* _What needs to be done_
In the entries below, count the lines holding "color". Reply with the number only.

(Dataset records on visual material)
○ ○ ○ ○ ○ ○ ○

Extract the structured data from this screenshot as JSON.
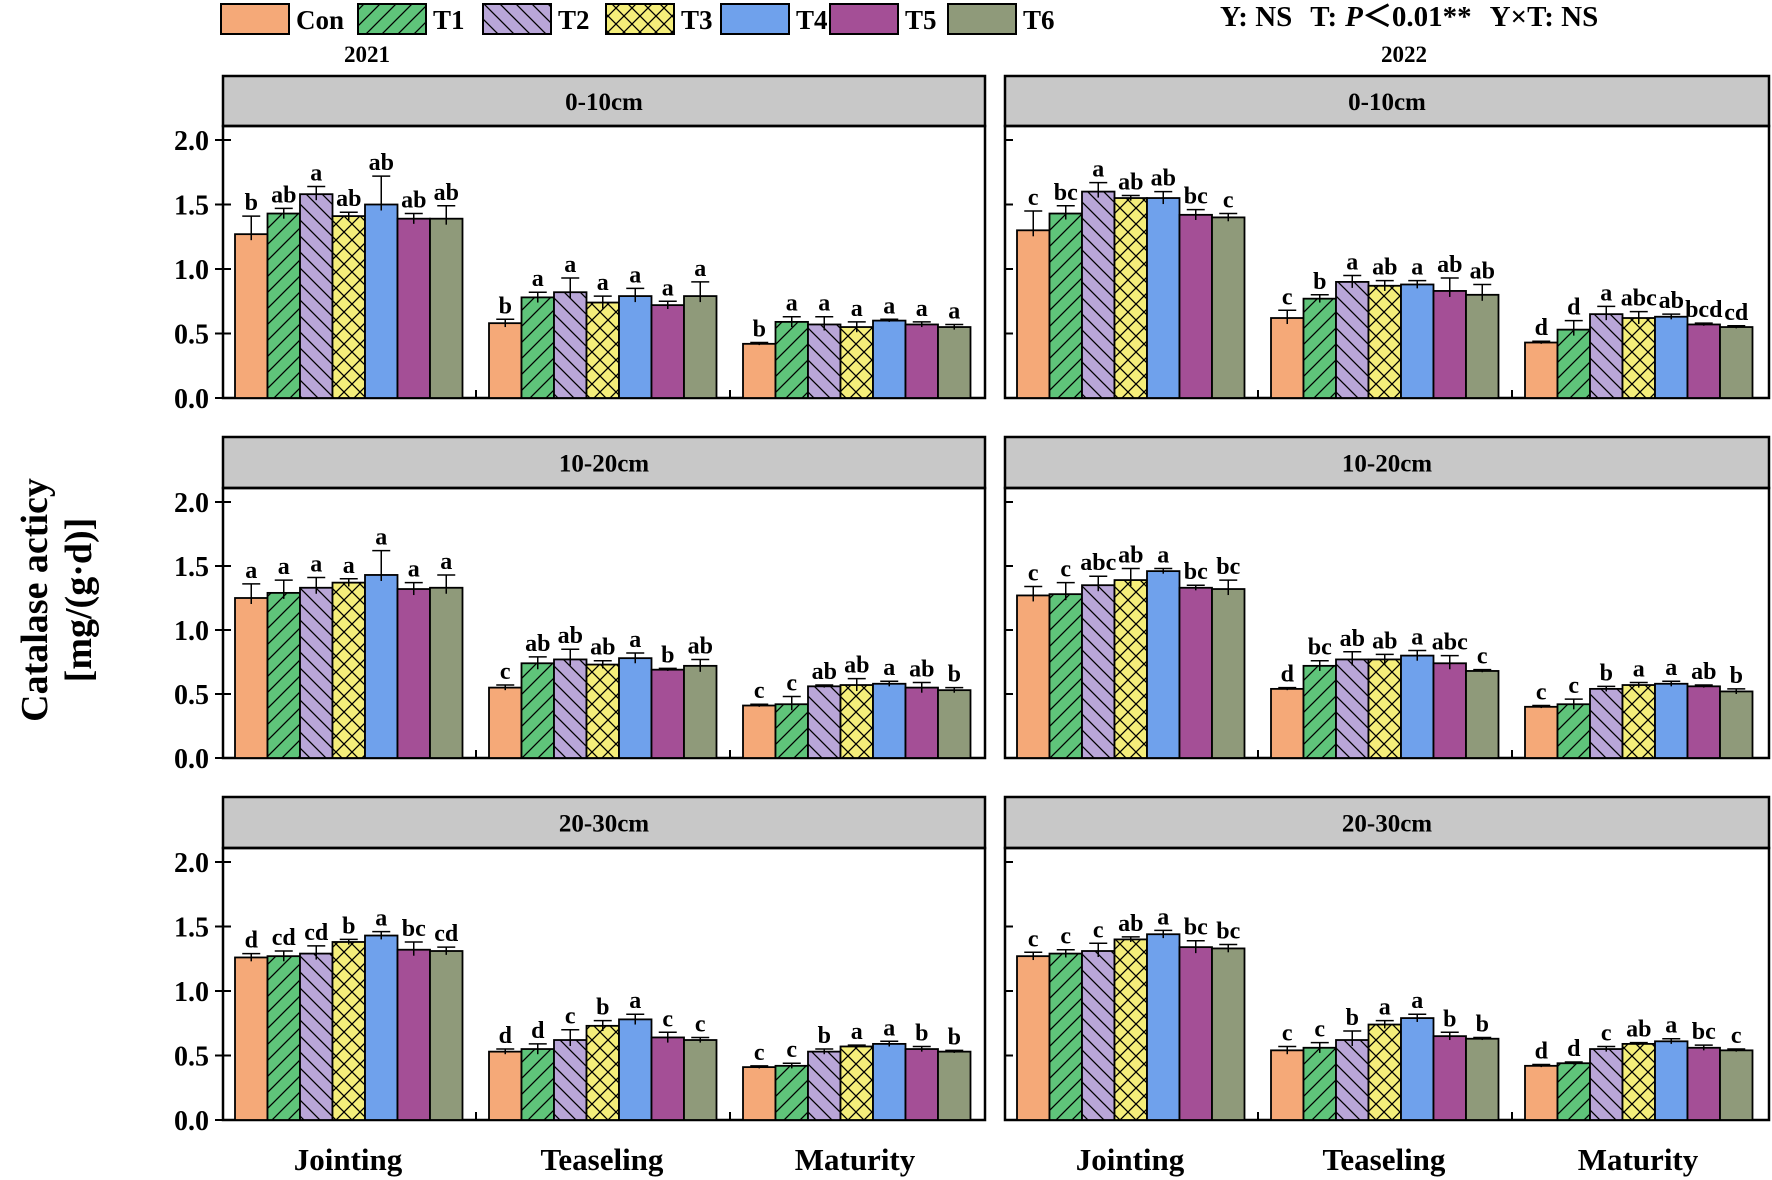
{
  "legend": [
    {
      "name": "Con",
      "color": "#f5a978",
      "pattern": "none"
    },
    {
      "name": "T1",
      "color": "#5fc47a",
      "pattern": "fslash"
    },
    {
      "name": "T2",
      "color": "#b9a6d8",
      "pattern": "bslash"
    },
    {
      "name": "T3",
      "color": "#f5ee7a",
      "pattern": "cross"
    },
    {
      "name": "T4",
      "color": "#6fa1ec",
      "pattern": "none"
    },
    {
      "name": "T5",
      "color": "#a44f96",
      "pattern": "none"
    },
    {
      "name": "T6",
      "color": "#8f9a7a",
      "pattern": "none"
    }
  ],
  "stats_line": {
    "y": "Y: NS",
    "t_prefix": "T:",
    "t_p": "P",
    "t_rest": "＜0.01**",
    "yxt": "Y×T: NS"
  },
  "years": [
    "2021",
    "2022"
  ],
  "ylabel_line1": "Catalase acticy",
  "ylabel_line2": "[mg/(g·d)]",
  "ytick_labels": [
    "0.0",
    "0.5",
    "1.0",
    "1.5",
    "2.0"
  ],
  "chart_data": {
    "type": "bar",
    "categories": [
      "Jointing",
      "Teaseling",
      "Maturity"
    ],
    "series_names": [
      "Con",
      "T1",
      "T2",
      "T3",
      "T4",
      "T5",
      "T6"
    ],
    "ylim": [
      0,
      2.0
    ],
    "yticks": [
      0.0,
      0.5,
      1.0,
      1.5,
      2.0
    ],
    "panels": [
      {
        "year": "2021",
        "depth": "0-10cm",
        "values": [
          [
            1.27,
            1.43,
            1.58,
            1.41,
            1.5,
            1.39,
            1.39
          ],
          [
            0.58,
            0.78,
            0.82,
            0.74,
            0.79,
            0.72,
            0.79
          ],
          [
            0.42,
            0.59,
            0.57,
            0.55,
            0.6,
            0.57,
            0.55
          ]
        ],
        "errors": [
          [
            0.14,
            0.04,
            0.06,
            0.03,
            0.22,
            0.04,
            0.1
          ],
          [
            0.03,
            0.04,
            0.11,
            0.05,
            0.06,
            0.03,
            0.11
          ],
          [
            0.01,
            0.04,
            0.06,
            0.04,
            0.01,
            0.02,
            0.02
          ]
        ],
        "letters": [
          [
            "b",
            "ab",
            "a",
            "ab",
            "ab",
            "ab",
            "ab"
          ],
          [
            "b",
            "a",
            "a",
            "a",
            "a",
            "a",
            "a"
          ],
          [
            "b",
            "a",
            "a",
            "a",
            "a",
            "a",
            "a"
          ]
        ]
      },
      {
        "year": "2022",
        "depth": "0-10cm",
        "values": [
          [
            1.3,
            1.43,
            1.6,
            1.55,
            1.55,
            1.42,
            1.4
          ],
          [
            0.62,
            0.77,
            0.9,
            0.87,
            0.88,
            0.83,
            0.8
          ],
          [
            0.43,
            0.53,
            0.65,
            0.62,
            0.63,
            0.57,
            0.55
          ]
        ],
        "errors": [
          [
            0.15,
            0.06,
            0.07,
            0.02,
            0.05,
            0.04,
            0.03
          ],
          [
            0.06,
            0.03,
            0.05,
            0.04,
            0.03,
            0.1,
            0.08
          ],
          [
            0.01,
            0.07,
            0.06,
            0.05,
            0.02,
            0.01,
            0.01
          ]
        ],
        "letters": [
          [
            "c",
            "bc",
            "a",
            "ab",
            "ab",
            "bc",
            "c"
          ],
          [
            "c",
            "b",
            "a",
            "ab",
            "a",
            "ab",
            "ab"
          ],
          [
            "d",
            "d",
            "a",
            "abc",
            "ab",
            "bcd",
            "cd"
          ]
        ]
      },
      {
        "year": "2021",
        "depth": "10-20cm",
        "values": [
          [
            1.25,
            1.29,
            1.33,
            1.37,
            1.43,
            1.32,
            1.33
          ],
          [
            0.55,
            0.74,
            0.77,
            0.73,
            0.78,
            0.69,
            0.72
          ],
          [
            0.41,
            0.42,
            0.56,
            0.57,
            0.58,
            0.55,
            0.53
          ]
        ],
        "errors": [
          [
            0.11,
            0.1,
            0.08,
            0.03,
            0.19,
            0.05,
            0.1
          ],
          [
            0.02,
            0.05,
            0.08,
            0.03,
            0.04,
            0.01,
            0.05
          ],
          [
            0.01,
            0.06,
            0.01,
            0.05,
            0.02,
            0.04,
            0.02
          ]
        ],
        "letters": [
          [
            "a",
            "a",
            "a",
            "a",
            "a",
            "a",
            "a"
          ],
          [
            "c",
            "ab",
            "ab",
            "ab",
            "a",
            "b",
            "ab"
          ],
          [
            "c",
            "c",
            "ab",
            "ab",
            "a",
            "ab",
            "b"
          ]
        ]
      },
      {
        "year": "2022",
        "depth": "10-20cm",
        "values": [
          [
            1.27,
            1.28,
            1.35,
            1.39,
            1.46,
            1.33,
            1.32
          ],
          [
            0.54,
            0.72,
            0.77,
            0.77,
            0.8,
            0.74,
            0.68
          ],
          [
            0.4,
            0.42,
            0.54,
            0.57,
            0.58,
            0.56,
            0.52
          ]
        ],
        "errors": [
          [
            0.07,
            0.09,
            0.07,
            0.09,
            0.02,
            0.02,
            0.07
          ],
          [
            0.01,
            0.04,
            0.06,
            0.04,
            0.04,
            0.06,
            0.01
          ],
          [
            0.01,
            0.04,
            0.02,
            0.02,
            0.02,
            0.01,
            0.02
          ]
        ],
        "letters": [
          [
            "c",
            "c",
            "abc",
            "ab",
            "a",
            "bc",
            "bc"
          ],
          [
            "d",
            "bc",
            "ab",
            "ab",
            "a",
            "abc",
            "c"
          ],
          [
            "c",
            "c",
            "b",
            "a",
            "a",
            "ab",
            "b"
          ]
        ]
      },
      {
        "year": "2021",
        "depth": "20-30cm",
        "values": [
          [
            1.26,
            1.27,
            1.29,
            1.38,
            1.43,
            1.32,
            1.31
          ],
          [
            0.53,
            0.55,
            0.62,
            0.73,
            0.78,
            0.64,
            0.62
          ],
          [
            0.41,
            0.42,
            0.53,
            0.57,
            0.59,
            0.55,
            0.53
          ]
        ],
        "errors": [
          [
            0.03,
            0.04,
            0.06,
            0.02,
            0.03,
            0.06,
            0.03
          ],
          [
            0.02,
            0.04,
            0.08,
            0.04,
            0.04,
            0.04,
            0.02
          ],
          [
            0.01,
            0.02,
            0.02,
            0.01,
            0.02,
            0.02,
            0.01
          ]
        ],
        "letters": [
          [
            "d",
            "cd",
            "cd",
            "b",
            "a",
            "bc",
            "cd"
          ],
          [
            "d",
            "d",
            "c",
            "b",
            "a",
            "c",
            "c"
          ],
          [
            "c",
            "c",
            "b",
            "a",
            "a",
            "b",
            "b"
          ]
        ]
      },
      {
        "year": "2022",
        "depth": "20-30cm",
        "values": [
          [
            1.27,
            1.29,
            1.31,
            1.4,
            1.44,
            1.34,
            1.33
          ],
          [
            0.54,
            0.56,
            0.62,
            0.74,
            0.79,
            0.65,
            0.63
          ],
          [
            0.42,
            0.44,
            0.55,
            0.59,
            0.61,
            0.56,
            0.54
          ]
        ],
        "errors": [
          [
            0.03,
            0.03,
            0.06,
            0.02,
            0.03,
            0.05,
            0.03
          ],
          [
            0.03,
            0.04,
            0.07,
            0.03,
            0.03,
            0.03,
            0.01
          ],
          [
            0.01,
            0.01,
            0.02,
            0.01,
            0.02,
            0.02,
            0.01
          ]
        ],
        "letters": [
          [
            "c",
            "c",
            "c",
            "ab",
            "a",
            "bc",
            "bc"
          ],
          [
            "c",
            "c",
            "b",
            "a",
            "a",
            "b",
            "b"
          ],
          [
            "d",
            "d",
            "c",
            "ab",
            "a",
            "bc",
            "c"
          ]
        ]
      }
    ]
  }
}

○ ○ ○ ○ ○ ○ ○

* _Worked solution_
7